— start Task material —

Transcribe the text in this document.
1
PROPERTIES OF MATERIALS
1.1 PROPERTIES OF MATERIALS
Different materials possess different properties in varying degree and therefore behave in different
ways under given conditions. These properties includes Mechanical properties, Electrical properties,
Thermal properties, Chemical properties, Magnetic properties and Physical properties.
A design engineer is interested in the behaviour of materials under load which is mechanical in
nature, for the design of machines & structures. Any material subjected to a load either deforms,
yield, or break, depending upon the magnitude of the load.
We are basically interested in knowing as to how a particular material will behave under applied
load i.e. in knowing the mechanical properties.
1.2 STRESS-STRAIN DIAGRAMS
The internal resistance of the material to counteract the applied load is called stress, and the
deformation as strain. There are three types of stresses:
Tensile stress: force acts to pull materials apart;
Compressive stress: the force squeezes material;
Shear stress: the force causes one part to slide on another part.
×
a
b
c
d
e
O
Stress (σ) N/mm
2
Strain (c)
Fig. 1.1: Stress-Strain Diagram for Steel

— end Task material —

## The problem
Restate the whole listing exactly.

## Written answer
Transcribe the text in this document.
1
PROPERTIES OF MATERIALS
1.1 PROPERTIES OF MATERIALS
Different materials possess different properties in varying degree and therefore behave in different
ways under given conditions. These properties includes Mechanical properties, Electrical properties,
Thermal properties, Chemical properties, Magnetic properties and Physical properties.
A design engineer is interested in the behaviour of materials under load which is mechanical in
nature, for the design of machines & structures. Any material subjected to a load either deforms,
yield, or break, depending upon the magnitude of the load.
We are basically interested in knowing as to how a particular material will behave under applied
load i.e. in knowing the mechanical properties.
1.2 STRESS-STRAIN DIAGRAMS
The internal resistance of the material to counteract the applied load is called stress, and the
deformation as strain. There are three types of stresses:
Tensile stress: force acts to pull materials apart;
Compressive stress: the force squeezes material;
Shear stress: the force causes one part to slide on another part.
×
a
b
c
d
e
O
Stress (σ) N/mm
2
Strain (c)
Fig. 1.1: Stress-Strain Diagram for Steel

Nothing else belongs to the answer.